● **Task goal**: Below are some records. Copy every line in them that holds "swatch".

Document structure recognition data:
= = =

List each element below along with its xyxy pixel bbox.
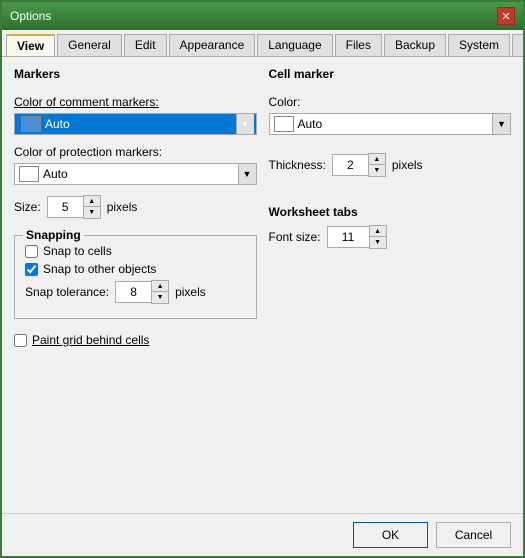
size-unit: pixels	[107, 200, 138, 214]
left-column: Markers Color of comment markers: Auto ▼…	[14, 67, 257, 503]
snapping-title: Snapping	[23, 228, 84, 242]
cell-marker-label: Cell marker	[269, 67, 512, 81]
protection-color-arrow[interactable]: ▼	[238, 164, 256, 184]
font-size-label: Font size:	[269, 230, 321, 244]
comment-color-label-text: Color of comment markers:	[14, 95, 159, 109]
tab-general[interactable]: General	[57, 34, 122, 56]
thickness-unit: pixels	[392, 158, 423, 172]
worksheet-tabs-group: Worksheet tabs Font size: ▲ ▼	[269, 205, 512, 255]
snap-cells-label: Snap to cells	[43, 244, 112, 258]
thickness-row: Thickness: ▲ ▼ pixels	[269, 153, 512, 177]
markers-label: Markers	[14, 67, 257, 81]
size-spinner-buttons: ▲ ▼	[83, 195, 101, 219]
protection-color-dropdown[interactable]: Auto ▼	[14, 163, 257, 185]
size-down-button[interactable]: ▼	[84, 207, 100, 218]
tabs-bar: View General Edit Appearance Language Fi…	[2, 30, 523, 57]
comment-color-value: Auto	[45, 117, 236, 131]
thickness-down[interactable]: ▼	[369, 165, 385, 176]
tab-language[interactable]: Language	[257, 34, 332, 56]
size-row: Size: ▲ ▼ pixels	[14, 195, 257, 219]
snap-tolerance-up[interactable]: ▲	[152, 281, 168, 292]
comment-color-group: Color of comment markers: Auto ▼	[14, 95, 257, 135]
footer: OK Cancel	[2, 513, 523, 556]
cell-color-label: Color:	[269, 95, 512, 109]
font-size-down[interactable]: ▼	[370, 237, 386, 248]
window-title: Options	[10, 9, 51, 23]
worksheet-tabs-label: Worksheet tabs	[269, 205, 512, 219]
protection-color-group: Color of protection markers: Auto ▼	[14, 145, 257, 185]
snap-cells-checkbox[interactable]	[25, 245, 38, 258]
size-spinner: ▲ ▼	[47, 195, 101, 219]
size-label: Size:	[14, 200, 41, 214]
main-content: Markers Color of comment markers: Auto ▼…	[2, 57, 523, 513]
options-window: Options ✕ View General Edit Appearance L…	[0, 0, 525, 558]
comment-color-swatch	[21, 116, 41, 132]
snap-tolerance-unit: pixels	[175, 285, 206, 299]
thickness-spinner: ▲ ▼	[332, 153, 386, 177]
snap-cells-row: Snap to cells	[25, 244, 246, 258]
cell-color-arrow[interactable]: ▼	[492, 114, 510, 134]
snap-tolerance-label: Snap tolerance:	[25, 285, 109, 299]
thickness-up[interactable]: ▲	[369, 154, 385, 165]
paint-grid-checkbox[interactable]	[14, 334, 27, 347]
protection-color-value: Auto	[43, 167, 238, 181]
thickness-buttons: ▲ ▼	[368, 153, 386, 177]
cancel-button[interactable]: Cancel	[436, 522, 511, 548]
snap-objects-checkbox[interactable]	[25, 263, 38, 276]
font-size-row: Font size: ▲ ▼	[269, 225, 512, 249]
snap-tolerance-input[interactable]	[115, 281, 151, 303]
snapping-group: Snapping Snap to cells Snap to other obj…	[14, 235, 257, 319]
comment-color-dropdown[interactable]: Auto ▼	[14, 113, 257, 135]
protection-color-label-text: Color of protection markers:	[14, 145, 257, 159]
tab-files[interactable]: Files	[335, 34, 382, 56]
font-size-spinner: ▲ ▼	[327, 225, 387, 249]
snap-tolerance-buttons: ▲ ▼	[151, 280, 169, 304]
snap-tolerance-down[interactable]: ▼	[152, 292, 168, 303]
thickness-input[interactable]	[332, 154, 368, 176]
cell-color-value: Auto	[298, 117, 493, 131]
snap-objects-label: Snap to other objects	[43, 262, 156, 276]
font-size-input[interactable]	[327, 226, 369, 248]
cell-color-swatch	[274, 116, 294, 132]
tab-appearance[interactable]: Appearance	[169, 34, 256, 56]
tab-fon[interactable]: Fon ▶	[512, 34, 523, 56]
tab-view[interactable]: View	[6, 34, 55, 57]
right-column: Cell marker Color: Auto ▼ Thickness: ▲ ▼	[269, 67, 512, 503]
paint-grid-row: Paint grid behind cells	[14, 333, 257, 347]
snap-objects-row: Snap to other objects	[25, 262, 246, 276]
close-button[interactable]: ✕	[497, 7, 515, 25]
size-input[interactable]	[47, 196, 83, 218]
snap-tolerance-row: Snap tolerance: ▲ ▼ pixels	[25, 280, 246, 304]
font-size-up[interactable]: ▲	[370, 226, 386, 237]
font-size-buttons: ▲ ▼	[369, 225, 387, 249]
tab-system[interactable]: System	[448, 34, 510, 56]
tab-edit[interactable]: Edit	[124, 34, 167, 56]
cell-color-dropdown[interactable]: Auto ▼	[269, 113, 512, 135]
thickness-label: Thickness:	[269, 158, 326, 172]
comment-color-arrow[interactable]: ▼	[236, 114, 254, 134]
size-up-button[interactable]: ▲	[84, 196, 100, 207]
snap-tolerance-spinner: ▲ ▼	[115, 280, 169, 304]
cell-color-group: Color: Auto ▼	[269, 95, 512, 135]
paint-grid-label: Paint grid behind cells	[32, 333, 149, 347]
comment-color-label: Color of comment markers:	[14, 95, 257, 109]
title-bar: Options ✕	[2, 2, 523, 30]
ok-button[interactable]: OK	[353, 522, 428, 548]
protection-color-swatch	[19, 166, 39, 182]
tab-backup[interactable]: Backup	[384, 34, 446, 56]
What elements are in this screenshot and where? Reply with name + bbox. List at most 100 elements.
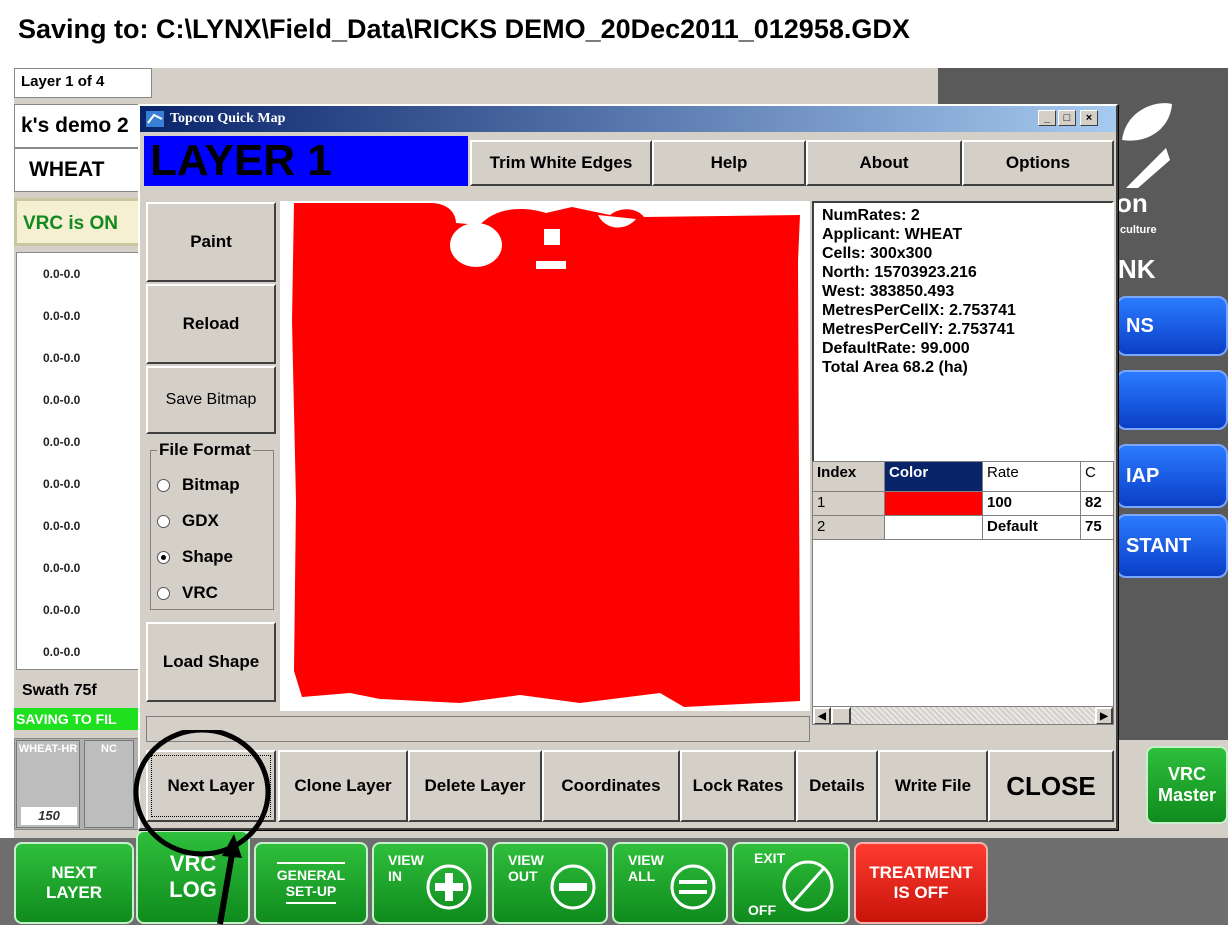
general-setup-line1: GENERAL xyxy=(276,862,346,883)
demo-name-label: k's demo 2 xyxy=(14,104,152,148)
zoom-in-icon xyxy=(426,864,472,910)
table-cell-rate[interactable]: 100 xyxy=(983,492,1081,516)
vrc-master-line1: VRC xyxy=(1167,764,1206,784)
product-tab[interactable]: NC xyxy=(84,740,134,828)
table-scrollbar[interactable]: ◀ ▶ xyxy=(813,706,1113,724)
rate-item: 0.0-0.0 xyxy=(43,603,81,617)
crop-label: WHEAT xyxy=(14,148,152,192)
table-cell-c: 82 xyxy=(1081,492,1113,516)
info-line: Cells: 300x300 xyxy=(822,245,933,262)
view-out-button[interactable]: VIEW OUT xyxy=(492,842,608,924)
coordinates-button[interactable]: Coordinates xyxy=(542,750,680,822)
next-layer-line2: LAYER xyxy=(45,883,103,902)
format-option-label: GDX xyxy=(182,511,219,530)
load-shape-button[interactable]: Load Shape xyxy=(146,622,276,702)
view-in-button[interactable]: VIEW IN xyxy=(372,842,488,924)
product-tab[interactable]: WHEAT-HR 150 xyxy=(16,740,80,828)
power-off-icon xyxy=(782,860,834,912)
scroll-left-icon[interactable]: ◀ xyxy=(813,707,831,724)
next-layer-line1: NEXT xyxy=(51,863,97,882)
radio-icon xyxy=(157,514,170,528)
format-radio-bitmap[interactable]: Bitmap xyxy=(157,475,240,495)
format-option-label: Bitmap xyxy=(182,475,240,494)
view-all-button[interactable]: VIEW ALL xyxy=(612,842,728,924)
table-header-index: Index xyxy=(813,462,885,492)
clone-layer-button[interactable]: Clone Layer xyxy=(278,750,408,822)
view-in-line1: VIEW xyxy=(388,852,424,868)
maximize-icon[interactable]: □ xyxy=(1058,110,1076,126)
options-button[interactable]: Options xyxy=(962,140,1114,186)
save-bitmap-button[interactable]: Save Bitmap xyxy=(146,366,276,434)
format-radio-vrc[interactable]: VRC xyxy=(157,583,218,603)
table-cell-color[interactable] xyxy=(885,516,983,540)
info-line: MetresPerCellY: 2.753741 xyxy=(822,321,1015,338)
vrc-master-line2: Master xyxy=(1157,785,1217,805)
details-button[interactable]: Details xyxy=(796,750,878,822)
table-cell-rate[interactable]: Default xyxy=(983,516,1081,540)
swath-label: Swath 75f xyxy=(22,682,97,699)
minimize-icon[interactable]: _ xyxy=(1038,110,1056,126)
exit-off-button[interactable]: EXIT OFF xyxy=(732,842,850,924)
map-canvas[interactable] xyxy=(280,201,810,711)
paint-button[interactable]: Paint xyxy=(146,202,276,282)
info-line: DefaultRate: 99.000 xyxy=(822,340,970,357)
right-menu-button-map[interactable]: IAP xyxy=(1116,444,1228,508)
vrc-status-badge: VRC is ON xyxy=(14,198,152,246)
table-header-rate: Rate xyxy=(983,462,1081,492)
dialog-titlebar[interactable]: Topcon Quick Map _ □ × xyxy=(140,106,1116,132)
about-button[interactable]: About xyxy=(806,140,962,186)
info-line: North: 15703923.216 xyxy=(822,264,977,281)
rate-item: 0.0-0.0 xyxy=(43,519,81,533)
delete-layer-button[interactable]: Delete Layer xyxy=(408,750,542,822)
view-in-line2: IN xyxy=(388,868,402,884)
dialog-title: Topcon Quick Map xyxy=(170,111,286,126)
general-setup-line2: SET-UP xyxy=(285,883,337,904)
close-window-icon[interactable]: × xyxy=(1080,110,1098,126)
table-cell-c: 75 xyxy=(1081,516,1113,540)
close-button[interactable]: CLOSE xyxy=(988,750,1114,822)
scroll-right-icon[interactable]: ▶ xyxy=(1095,707,1113,724)
table-cell-color[interactable] xyxy=(885,492,983,516)
trim-white-edges-button[interactable]: Trim White Edges xyxy=(470,140,652,186)
right-menu-button-1[interactable]: NS xyxy=(1116,296,1228,356)
annotation-circle-arrow-icon xyxy=(133,730,271,925)
scroll-thumb[interactable] xyxy=(831,707,851,724)
view-all-line1: VIEW xyxy=(628,852,664,868)
zoom-out-icon xyxy=(550,864,596,910)
product-tab-label: NC xyxy=(101,743,117,755)
file-format-legend: File Format xyxy=(157,440,253,460)
product-tab-label: WHEAT-HR xyxy=(18,743,78,755)
vrc-master-button[interactable]: VRC Master xyxy=(1146,746,1228,824)
rate-item: 0.0-0.0 xyxy=(43,351,81,365)
right-menu-button-assistant[interactable]: STANT xyxy=(1116,514,1228,578)
help-button[interactable]: Help xyxy=(652,140,806,186)
saving-status-badge: SAVING TO FIL xyxy=(14,708,152,730)
info-line: Total Area 68.2 (ha) xyxy=(822,359,968,376)
format-radio-gdx[interactable]: GDX xyxy=(157,511,219,531)
write-file-button[interactable]: Write File xyxy=(878,750,988,822)
next-layer-nav-button[interactable]: NEXT LAYER xyxy=(14,842,134,924)
layer-info-panel: NumRates: 2 Applicant: WHEAT Cells: 300x… xyxy=(812,201,1114,463)
view-out-line1: VIEW xyxy=(508,852,544,868)
radio-icon xyxy=(157,586,170,600)
field-map xyxy=(292,203,800,707)
treatment-line2: IS OFF xyxy=(893,883,949,902)
lock-rates-button[interactable]: Lock Rates xyxy=(680,750,796,822)
treatment-status-button[interactable]: TREATMENT IS OFF xyxy=(854,842,988,924)
product-value: 150 xyxy=(21,807,77,825)
format-option-label: VRC xyxy=(182,583,218,602)
layer-count-label: Layer 1 of 4 xyxy=(14,68,152,98)
info-line: NumRates: 2 xyxy=(822,207,920,224)
radio-selected-icon xyxy=(157,550,170,564)
table-header-c: C xyxy=(1081,462,1113,492)
rate-item: 0.0-0.0 xyxy=(43,477,81,491)
logo-subtext: culture xyxy=(1120,224,1157,236)
file-format-group: File Format Bitmap GDX Shape VRC xyxy=(150,440,274,610)
right-menu-button-2[interactable] xyxy=(1116,370,1228,430)
radio-icon xyxy=(157,478,170,492)
rate-table[interactable]: Index Color Rate C 1 100 82 2 Default 75… xyxy=(812,461,1114,725)
table-cell-index: 2 xyxy=(813,516,885,540)
exit-line2: OFF xyxy=(748,902,776,918)
reload-button[interactable]: Reload xyxy=(146,284,276,364)
format-radio-shape[interactable]: Shape xyxy=(157,547,233,567)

= = =

● **Solution to the problem**:
comment-color-swatch	[21, 116, 41, 132]
cell-color-swatch	[274, 116, 294, 132]
protection-color-swatch	[19, 166, 39, 182]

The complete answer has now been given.